_Dataset records:_
= = = = =

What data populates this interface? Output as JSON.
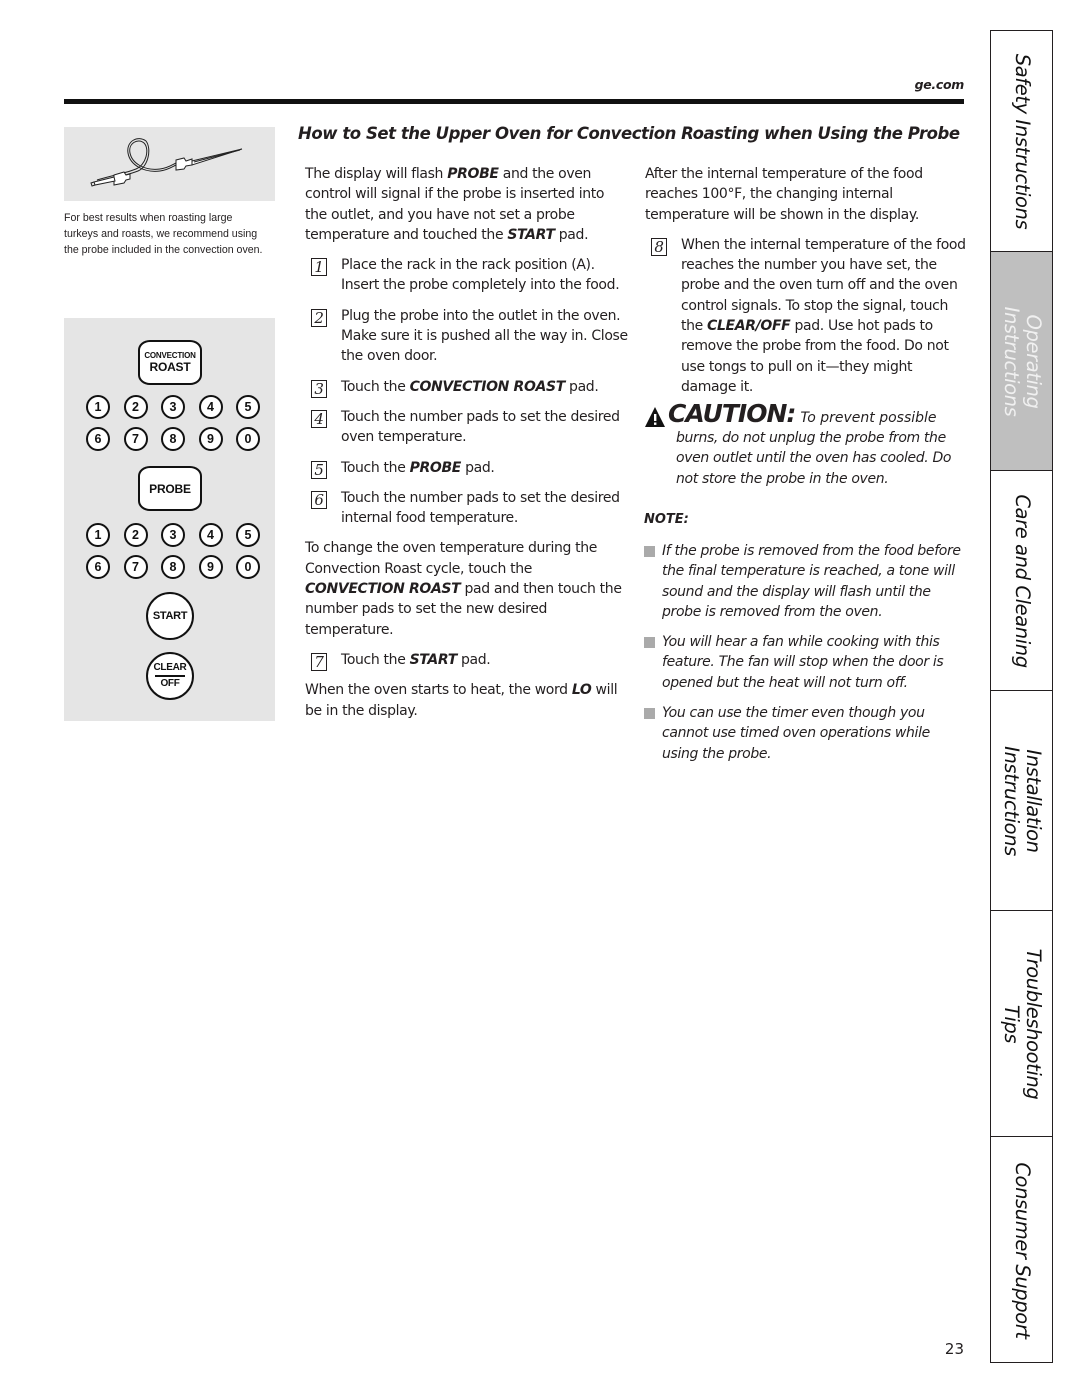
{
  "header": {
    "site": "ge.com"
  },
  "title": "How to Set the Upper Oven for Convection Roasting when Using the Probe",
  "sidebar": {
    "probe_caption": "For best results when roasting large turkeys and roasts, we recommend using the probe included in the convection oven.",
    "control_panel": {
      "convection_roast": {
        "line1": "Convection",
        "line2": "Roast"
      },
      "number_pads_row1": [
        "1",
        "2",
        "3",
        "4",
        "5"
      ],
      "number_pads_row2": [
        "6",
        "7",
        "8",
        "9",
        "0"
      ],
      "probe": "Probe",
      "start": "Start",
      "clear": "Clear",
      "off": "Off"
    }
  },
  "column1": {
    "intro": [
      {
        "t": "The display will flash "
      },
      {
        "b": "PROBE"
      },
      {
        "t": " and the oven control will signal if the probe is inserted into the outlet, and you have not set a probe temperature and touched the "
      },
      {
        "b": "START"
      },
      {
        "t": " pad."
      }
    ],
    "steps_a": [
      {
        "num": "1",
        "text": [
          {
            "t": "Place the rack in the rack position (A). Insert the probe completely into the food."
          }
        ]
      },
      {
        "num": "2",
        "text": [
          {
            "t": "Plug the probe into the outlet in the oven. Make sure it is pushed all the way in. Close the oven door."
          }
        ]
      },
      {
        "num": "3",
        "text": [
          {
            "t": "Touch the "
          },
          {
            "b": "CONVECTION ROAST"
          },
          {
            "t": " pad."
          }
        ]
      },
      {
        "num": "4",
        "text": [
          {
            "t": "Touch the number pads to set the desired oven temperature."
          }
        ]
      },
      {
        "num": "5",
        "text": [
          {
            "t": "Touch the "
          },
          {
            "b": "PROBE"
          },
          {
            "t": " pad."
          }
        ]
      },
      {
        "num": "6",
        "text": [
          {
            "t": "Touch the number pads to set the desired internal food temperature."
          }
        ]
      }
    ],
    "change_temp": [
      {
        "t": "To change the oven temperature during the Convection Roast cycle, touch the "
      },
      {
        "b": "CONVECTION ROAST"
      },
      {
        "t": " pad and then touch the number pads to set the new desired temperature."
      }
    ],
    "steps_b": [
      {
        "num": "7",
        "text": [
          {
            "t": "Touch the "
          },
          {
            "b": "START"
          },
          {
            "t": " pad."
          }
        ]
      }
    ],
    "heating_note": [
      {
        "t": "When the oven starts to heat, the word "
      },
      {
        "b": "LO"
      },
      {
        "t": " will be in the display."
      }
    ]
  },
  "column2": {
    "intro": "After the internal temperature of the food reaches 100°F, the changing internal temperature will be shown in the display.",
    "steps": [
      {
        "num": "8",
        "text": [
          {
            "t": "When the internal temperature of the food reaches the number you have set, the probe and the oven turn off and the oven control signals. To stop the signal, touch the "
          },
          {
            "b": "CLEAR/OFF"
          },
          {
            "t": " pad. Use hot pads to remove the probe from the food. Do not use tongs to pull on it—they might damage it."
          }
        ]
      }
    ],
    "caution": {
      "label": "CAUTION:",
      "first": "To prevent possible",
      "rest": "burns, do not unplug the probe from the oven outlet until the oven has cooled. Do not store the probe in the oven."
    },
    "note_label": "NOTE:",
    "notes": [
      "If the probe is removed from the food before the final temperature is reached, a tone will sound and the display will flash until the probe is removed from the oven.",
      "You will hear a fan while cooking with this feature. The fan will stop when the door is opened but the heat will not turn off.",
      "You can use the timer even though you cannot use timed oven operations while using the probe."
    ]
  },
  "tabs": [
    {
      "lines": [
        "Safety Instructions"
      ],
      "active": false
    },
    {
      "lines": [
        "Operating",
        "Instructions"
      ],
      "active": true
    },
    {
      "lines": [
        "Care and Cleaning"
      ],
      "active": false
    },
    {
      "lines": [
        "Installation",
        "Instructions"
      ],
      "active": false
    },
    {
      "lines": [
        "Troubleshooting",
        "Tips"
      ],
      "active": false
    },
    {
      "lines": [
        "Consumer Support"
      ],
      "active": false
    }
  ],
  "colors": {
    "active_tab": "#bfbfbf",
    "panel_bg": "#e5e5e5",
    "bullet": "#aaaaaa"
  },
  "page_number": "23"
}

= = = = =

_YOUR GOAL:_ Which lines above hold the word "turn"? Copy each of them.

_TASK ANSWER:_
            "t": "When the internal temperature of the food reaches the number you have set, the probe and the oven turn off and the oven control signals. To stop the signal, touch the "
      "You will hear a fan while cooking with this feature. The fan will stop when the door is opened but the heat will not turn off.",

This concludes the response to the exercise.